Figure record listings:
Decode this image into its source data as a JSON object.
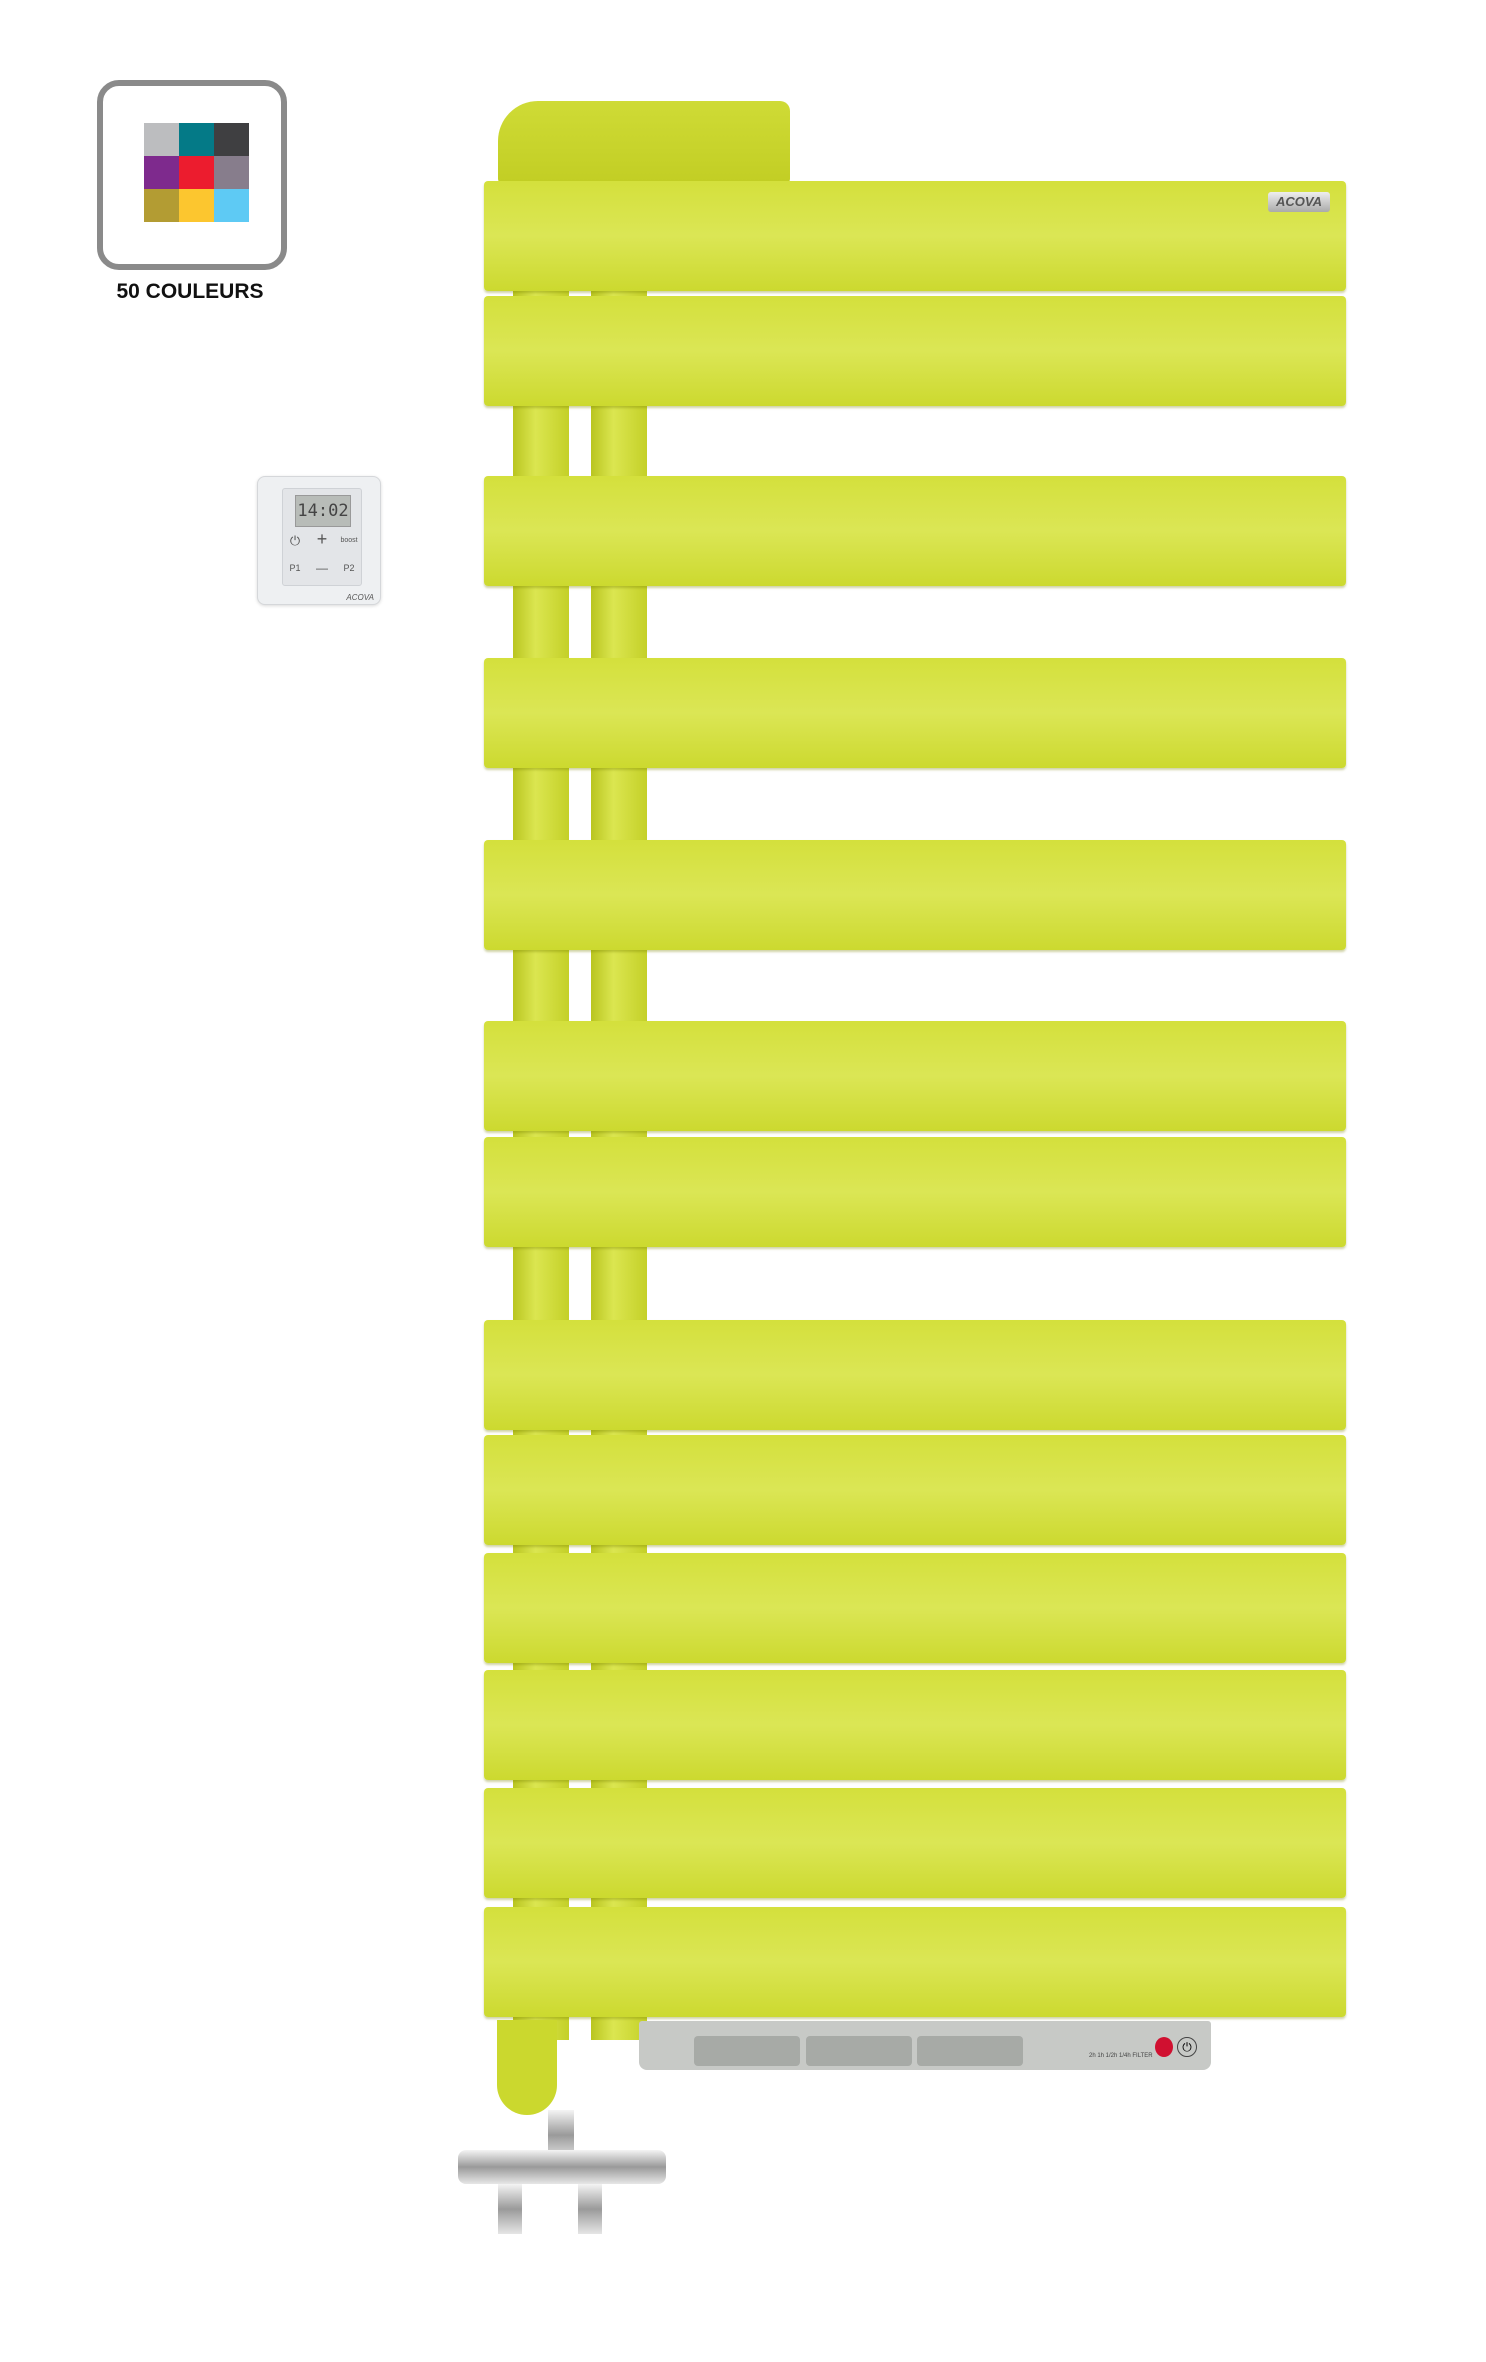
{
  "badge": {
    "label": "50 COULEURS",
    "swatches": [
      "#bcbdbf",
      "#047a87",
      "#3f3f41",
      "#7e2a8d",
      "#ec1c2e",
      "#877d8c",
      "#b39c33",
      "#fcc62f",
      "#5ecaf4"
    ]
  },
  "controller": {
    "display": "14:02",
    "buttons": [
      "⏻",
      "+",
      "boost",
      "P1",
      "—",
      "P2"
    ],
    "brand": "ACOVA"
  },
  "radiator": {
    "brand": "ACOVA",
    "color": "#d4e03c",
    "bar_count": 13
  },
  "control_panel": {
    "indicators": "2h 1h 1/2h 1/4h FILTER",
    "power_icon": "power-icon"
  }
}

Written instruction — Word for word, quote the full listing, omitting every picture.

Written response —
Decode this image into its source data as a JSON object.
{
  "badge": {
    "label": "50 COULEURS",
    "swatches": [
      "#bcbdbf",
      "#047a87",
      "#3f3f41",
      "#7e2a8d",
      "#ec1c2e",
      "#877d8c",
      "#b39c33",
      "#fcc62f",
      "#5ecaf4"
    ]
  },
  "controller": {
    "display": "14:02",
    "buttons": [
      "⏻",
      "+",
      "boost",
      "P1",
      "—",
      "P2"
    ],
    "brand": "ACOVA"
  },
  "radiator": {
    "brand": "ACOVA",
    "color": "#d4e03c",
    "bar_count": 13
  },
  "control_panel": {
    "indicators": "2h 1h 1/2h 1/4h FILTER",
    "power_icon": "power-icon"
  }
}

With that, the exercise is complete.